• _Stated problem_
Output all lines exactly.

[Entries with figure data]
'''
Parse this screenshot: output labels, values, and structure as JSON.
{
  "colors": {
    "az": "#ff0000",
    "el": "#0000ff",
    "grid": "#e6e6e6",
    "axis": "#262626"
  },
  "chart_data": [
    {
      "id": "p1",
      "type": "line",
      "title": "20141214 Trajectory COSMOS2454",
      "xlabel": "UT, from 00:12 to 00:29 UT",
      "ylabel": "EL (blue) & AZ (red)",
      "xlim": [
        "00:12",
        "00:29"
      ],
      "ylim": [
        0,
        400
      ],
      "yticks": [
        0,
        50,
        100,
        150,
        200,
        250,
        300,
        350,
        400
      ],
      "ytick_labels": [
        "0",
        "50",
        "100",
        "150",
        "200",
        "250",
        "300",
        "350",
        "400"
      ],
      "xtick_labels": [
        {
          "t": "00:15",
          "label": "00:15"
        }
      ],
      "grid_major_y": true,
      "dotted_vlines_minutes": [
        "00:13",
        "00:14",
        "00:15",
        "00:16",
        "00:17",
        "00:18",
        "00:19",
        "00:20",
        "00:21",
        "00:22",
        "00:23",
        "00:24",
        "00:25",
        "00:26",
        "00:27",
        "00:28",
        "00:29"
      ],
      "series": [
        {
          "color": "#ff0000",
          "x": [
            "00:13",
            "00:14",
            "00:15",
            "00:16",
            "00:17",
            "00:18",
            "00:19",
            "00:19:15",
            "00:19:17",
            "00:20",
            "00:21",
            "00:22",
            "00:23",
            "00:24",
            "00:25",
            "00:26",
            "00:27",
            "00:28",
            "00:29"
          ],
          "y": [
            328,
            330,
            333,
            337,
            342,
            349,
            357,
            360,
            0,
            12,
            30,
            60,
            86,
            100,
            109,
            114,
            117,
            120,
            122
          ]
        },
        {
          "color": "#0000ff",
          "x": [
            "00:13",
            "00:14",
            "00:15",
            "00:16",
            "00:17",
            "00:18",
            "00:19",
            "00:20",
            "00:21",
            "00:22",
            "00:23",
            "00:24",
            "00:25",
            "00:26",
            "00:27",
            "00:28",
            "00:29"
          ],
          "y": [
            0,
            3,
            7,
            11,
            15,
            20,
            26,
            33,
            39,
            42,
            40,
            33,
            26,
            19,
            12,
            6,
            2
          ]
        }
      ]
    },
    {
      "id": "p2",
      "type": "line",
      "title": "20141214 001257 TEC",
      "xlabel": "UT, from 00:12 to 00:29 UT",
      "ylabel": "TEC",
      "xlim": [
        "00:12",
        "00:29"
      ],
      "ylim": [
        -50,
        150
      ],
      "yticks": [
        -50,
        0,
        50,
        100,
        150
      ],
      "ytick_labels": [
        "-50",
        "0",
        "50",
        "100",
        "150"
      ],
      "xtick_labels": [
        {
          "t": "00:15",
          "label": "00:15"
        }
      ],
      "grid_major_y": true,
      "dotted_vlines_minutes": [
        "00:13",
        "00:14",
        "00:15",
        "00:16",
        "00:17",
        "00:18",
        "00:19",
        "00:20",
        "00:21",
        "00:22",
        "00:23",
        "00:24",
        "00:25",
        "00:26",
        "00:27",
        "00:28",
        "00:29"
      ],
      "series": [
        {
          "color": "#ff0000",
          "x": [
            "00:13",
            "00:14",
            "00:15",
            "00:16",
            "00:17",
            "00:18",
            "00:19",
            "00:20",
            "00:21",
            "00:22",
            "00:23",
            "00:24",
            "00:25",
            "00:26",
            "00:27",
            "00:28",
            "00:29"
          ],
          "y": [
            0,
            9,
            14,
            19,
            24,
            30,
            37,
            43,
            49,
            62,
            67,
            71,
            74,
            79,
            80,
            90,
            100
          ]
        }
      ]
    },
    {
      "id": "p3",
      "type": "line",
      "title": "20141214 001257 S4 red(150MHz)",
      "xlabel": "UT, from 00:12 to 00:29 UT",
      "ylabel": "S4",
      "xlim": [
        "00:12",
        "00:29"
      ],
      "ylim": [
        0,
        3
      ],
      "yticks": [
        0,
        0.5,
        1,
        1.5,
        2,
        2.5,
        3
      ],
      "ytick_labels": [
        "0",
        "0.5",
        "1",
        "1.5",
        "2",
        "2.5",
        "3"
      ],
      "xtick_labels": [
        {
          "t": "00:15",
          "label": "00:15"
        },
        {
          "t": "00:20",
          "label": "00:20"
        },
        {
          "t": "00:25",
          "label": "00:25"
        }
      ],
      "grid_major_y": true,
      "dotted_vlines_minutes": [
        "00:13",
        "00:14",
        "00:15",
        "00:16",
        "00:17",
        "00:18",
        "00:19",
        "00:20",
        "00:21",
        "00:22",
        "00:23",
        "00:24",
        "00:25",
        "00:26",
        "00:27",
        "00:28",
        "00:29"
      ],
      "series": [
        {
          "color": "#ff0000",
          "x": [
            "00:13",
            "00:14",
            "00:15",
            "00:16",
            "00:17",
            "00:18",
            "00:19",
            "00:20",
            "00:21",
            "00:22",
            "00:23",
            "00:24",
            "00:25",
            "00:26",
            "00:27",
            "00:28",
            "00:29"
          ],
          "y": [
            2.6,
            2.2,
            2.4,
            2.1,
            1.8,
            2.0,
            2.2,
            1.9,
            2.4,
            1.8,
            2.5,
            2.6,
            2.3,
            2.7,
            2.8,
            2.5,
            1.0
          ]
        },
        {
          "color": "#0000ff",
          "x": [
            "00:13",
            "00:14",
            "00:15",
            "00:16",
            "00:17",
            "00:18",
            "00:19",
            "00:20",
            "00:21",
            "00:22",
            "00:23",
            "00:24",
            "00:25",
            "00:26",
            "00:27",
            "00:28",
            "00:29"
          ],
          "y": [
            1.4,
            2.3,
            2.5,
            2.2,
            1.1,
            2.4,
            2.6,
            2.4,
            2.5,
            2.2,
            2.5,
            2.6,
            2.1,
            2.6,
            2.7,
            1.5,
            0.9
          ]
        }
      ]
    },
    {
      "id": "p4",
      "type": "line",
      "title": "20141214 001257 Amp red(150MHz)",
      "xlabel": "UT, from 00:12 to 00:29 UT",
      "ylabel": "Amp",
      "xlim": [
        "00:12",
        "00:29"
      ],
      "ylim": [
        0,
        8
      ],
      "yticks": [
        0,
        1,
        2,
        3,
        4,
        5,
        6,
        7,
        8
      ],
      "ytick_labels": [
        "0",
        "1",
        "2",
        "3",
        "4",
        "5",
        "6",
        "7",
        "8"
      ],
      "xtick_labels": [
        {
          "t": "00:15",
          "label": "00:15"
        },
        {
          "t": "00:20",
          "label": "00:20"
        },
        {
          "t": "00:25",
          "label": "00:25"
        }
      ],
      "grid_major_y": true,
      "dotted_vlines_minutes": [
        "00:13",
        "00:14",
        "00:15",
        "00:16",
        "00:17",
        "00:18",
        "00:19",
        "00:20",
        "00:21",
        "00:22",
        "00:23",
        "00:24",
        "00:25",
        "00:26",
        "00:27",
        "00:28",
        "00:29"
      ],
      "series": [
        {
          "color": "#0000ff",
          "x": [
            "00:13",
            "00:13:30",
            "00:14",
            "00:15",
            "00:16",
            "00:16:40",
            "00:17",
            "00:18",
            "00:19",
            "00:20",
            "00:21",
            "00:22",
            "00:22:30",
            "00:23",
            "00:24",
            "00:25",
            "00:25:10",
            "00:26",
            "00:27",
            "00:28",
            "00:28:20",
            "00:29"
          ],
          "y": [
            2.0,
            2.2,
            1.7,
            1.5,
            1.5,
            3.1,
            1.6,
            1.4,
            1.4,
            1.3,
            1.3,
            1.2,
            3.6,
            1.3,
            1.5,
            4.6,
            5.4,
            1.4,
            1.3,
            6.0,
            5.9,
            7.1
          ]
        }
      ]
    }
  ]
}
'''
• _Exercise solution_
Parse this screenshot: output labels, values, and structure as JSON.
{
  "colors": {
    "az": "#ff0000",
    "el": "#0000ff",
    "grid": "#e6e6e6",
    "axis": "#262626"
  },
  "chart_data": [
    {
      "id": "p1",
      "type": "line",
      "title": "20141214 Trajectory COSMOS2454",
      "xlabel": "UT, from 00:12 to 00:29 UT",
      "ylabel": "EL (blue) & AZ (red)",
      "xlim": [
        "00:12",
        "00:29"
      ],
      "ylim": [
        0,
        400
      ],
      "yticks": [
        0,
        50,
        100,
        150,
        200,
        250,
        300,
        350,
        400
      ],
      "ytick_labels": [
        "0",
        "50",
        "100",
        "150",
        "200",
        "250",
        "300",
        "350",
        "400"
      ],
      "xtick_labels": [
        {
          "t": "00:15",
          "label": "00:15"
        }
      ],
      "grid_major_y": true,
      "dotted_vlines_minutes": [
        "00:13",
        "00:14",
        "00:15",
        "00:16",
        "00:17",
        "00:18",
        "00:19",
        "00:20",
        "00:21",
        "00:22",
        "00:23",
        "00:24",
        "00:25",
        "00:26",
        "00:27",
        "00:28",
        "00:29"
      ],
      "series": [
        {
          "color": "#ff0000",
          "x": [
            "00:13",
            "00:14",
            "00:15",
            "00:16",
            "00:17",
            "00:18",
            "00:19",
            "00:19:15",
            "00:19:17",
            "00:20",
            "00:21",
            "00:22",
            "00:23",
            "00:24",
            "00:25",
            "00:26",
            "00:27",
            "00:28",
            "00:29"
          ],
          "y": [
            328,
            330,
            333,
            337,
            342,
            349,
            357,
            360,
            0,
            12,
            30,
            60,
            86,
            100,
            109,
            114,
            117,
            120,
            122
          ]
        },
        {
          "color": "#0000ff",
          "x": [
            "00:13",
            "00:14",
            "00:15",
            "00:16",
            "00:17",
            "00:18",
            "00:19",
            "00:20",
            "00:21",
            "00:22",
            "00:23",
            "00:24",
            "00:25",
            "00:26",
            "00:27",
            "00:28",
            "00:29"
          ],
          "y": [
            0,
            3,
            7,
            11,
            15,
            20,
            26,
            33,
            39,
            42,
            40,
            33,
            26,
            19,
            12,
            6,
            2
          ]
        }
      ]
    },
    {
      "id": "p2",
      "type": "line",
      "title": "20141214 001257 TEC",
      "xlabel": "UT, from 00:12 to 00:29 UT",
      "ylabel": "TEC",
      "xlim": [
        "00:12",
        "00:29"
      ],
      "ylim": [
        -50,
        150
      ],
      "yticks": [
        -50,
        0,
        50,
        100,
        150
      ],
      "ytick_labels": [
        "-50",
        "0",
        "50",
        "100",
        "150"
      ],
      "xtick_labels": [
        {
          "t": "00:15",
          "label": "00:15"
        }
      ],
      "grid_major_y": true,
      "dotted_vlines_minutes": [
        "00:13",
        "00:14",
        "00:15",
        "00:16",
        "00:17",
        "00:18",
        "00:19",
        "00:20",
        "00:21",
        "00:22",
        "00:23",
        "00:24",
        "00:25",
        "00:26",
        "00:27",
        "00:28",
        "00:29"
      ],
      "series": [
        {
          "color": "#ff0000",
          "x": [
            "00:13",
            "00:14",
            "00:15",
            "00:16",
            "00:17",
            "00:18",
            "00:19",
            "00:20",
            "00:21",
            "00:22",
            "00:23",
            "00:24",
            "00:25",
            "00:26",
            "00:27",
            "00:28",
            "00:29"
          ],
          "y": [
            0,
            9,
            14,
            19,
            24,
            30,
            37,
            43,
            49,
            62,
            67,
            71,
            74,
            79,
            80,
            90,
            100
          ]
        }
      ]
    },
    {
      "id": "p3",
      "type": "line",
      "title": "20141214 001257 S4 red(150MHz)",
      "xlabel": "UT, from 00:12 to 00:29 UT",
      "ylabel": "S4",
      "xlim": [
        "00:12",
        "00:29"
      ],
      "ylim": [
        0,
        3
      ],
      "yticks": [
        0,
        0.5,
        1,
        1.5,
        2,
        2.5,
        3
      ],
      "ytick_labels": [
        "0",
        "0.5",
        "1",
        "1.5",
        "2",
        "2.5",
        "3"
      ],
      "xtick_labels": [
        {
          "t": "00:15",
          "label": "00:15"
        },
        {
          "t": "00:20",
          "label": "00:20"
        },
        {
          "t": "00:25",
          "label": "00:25"
        }
      ],
      "grid_major_y": true,
      "dotted_vlines_minutes": [
        "00:13",
        "00:14",
        "00:15",
        "00:16",
        "00:17",
        "00:18",
        "00:19",
        "00:20",
        "00:21",
        "00:22",
        "00:23",
        "00:24",
        "00:25",
        "00:26",
        "00:27",
        "00:28",
        "00:29"
      ],
      "series": [
        {
          "color": "#ff0000",
          "x": [
            "00:13",
            "00:14",
            "00:15",
            "00:16",
            "00:17",
            "00:18",
            "00:19",
            "00:20",
            "00:21",
            "00:22",
            "00:23",
            "00:24",
            "00:25",
            "00:26",
            "00:27",
            "00:28",
            "00:29"
          ],
          "y": [
            2.6,
            2.2,
            2.4,
            2.1,
            1.8,
            2.0,
            2.2,
            1.9,
            2.4,
            1.8,
            2.5,
            2.6,
            2.3,
            2.7,
            2.8,
            2.5,
            1.0
          ]
        },
        {
          "color": "#0000ff",
          "x": [
            "00:13",
            "00:14",
            "00:15",
            "00:16",
            "00:17",
            "00:18",
            "00:19",
            "00:20",
            "00:21",
            "00:22",
            "00:23",
            "00:24",
            "00:25",
            "00:26",
            "00:27",
            "00:28",
            "00:29"
          ],
          "y": [
            1.4,
            2.3,
            2.5,
            2.2,
            1.1,
            2.4,
            2.6,
            2.4,
            2.5,
            2.2,
            2.5,
            2.6,
            2.1,
            2.6,
            2.7,
            1.5,
            0.9
          ]
        }
      ]
    },
    {
      "id": "p4",
      "type": "line",
      "title": "20141214 001257 Amp red(150MHz)",
      "xlabel": "UT, from 00:12 to 00:29 UT",
      "ylabel": "Amp",
      "xlim": [
        "00:12",
        "00:29"
      ],
      "ylim": [
        0,
        8
      ],
      "yticks": [
        0,
        1,
        2,
        3,
        4,
        5,
        6,
        7,
        8
      ],
      "ytick_labels": [
        "0",
        "1",
        "2",
        "3",
        "4",
        "5",
        "6",
        "7",
        "8"
      ],
      "xtick_labels": [
        {
          "t": "00:15",
          "label": "00:15"
        },
        {
          "t": "00:20",
          "label": "00:20"
        },
        {
          "t": "00:25",
          "label": "00:25"
        }
      ],
      "grid_major_y": true,
      "dotted_vlines_minutes": [
        "00:13",
        "00:14",
        "00:15",
        "00:16",
        "00:17",
        "00:18",
        "00:19",
        "00:20",
        "00:21",
        "00:22",
        "00:23",
        "00:24",
        "00:25",
        "00:26",
        "00:27",
        "00:28",
        "00:29"
      ],
      "series": [
        {
          "color": "#0000ff",
          "x": [
            "00:13",
            "00:13:30",
            "00:14",
            "00:15",
            "00:16",
            "00:16:40",
            "00:17",
            "00:18",
            "00:19",
            "00:20",
            "00:21",
            "00:22",
            "00:22:30",
            "00:23",
            "00:24",
            "00:25",
            "00:25:10",
            "00:26",
            "00:27",
            "00:28",
            "00:28:20",
            "00:29"
          ],
          "y": [
            2.0,
            2.2,
            1.7,
            1.5,
            1.5,
            3.1,
            1.6,
            1.4,
            1.4,
            1.3,
            1.3,
            1.2,
            3.6,
            1.3,
            1.5,
            4.6,
            5.4,
            1.4,
            1.3,
            6.0,
            5.9,
            7.1
          ]
        }
      ]
    }
  ]
}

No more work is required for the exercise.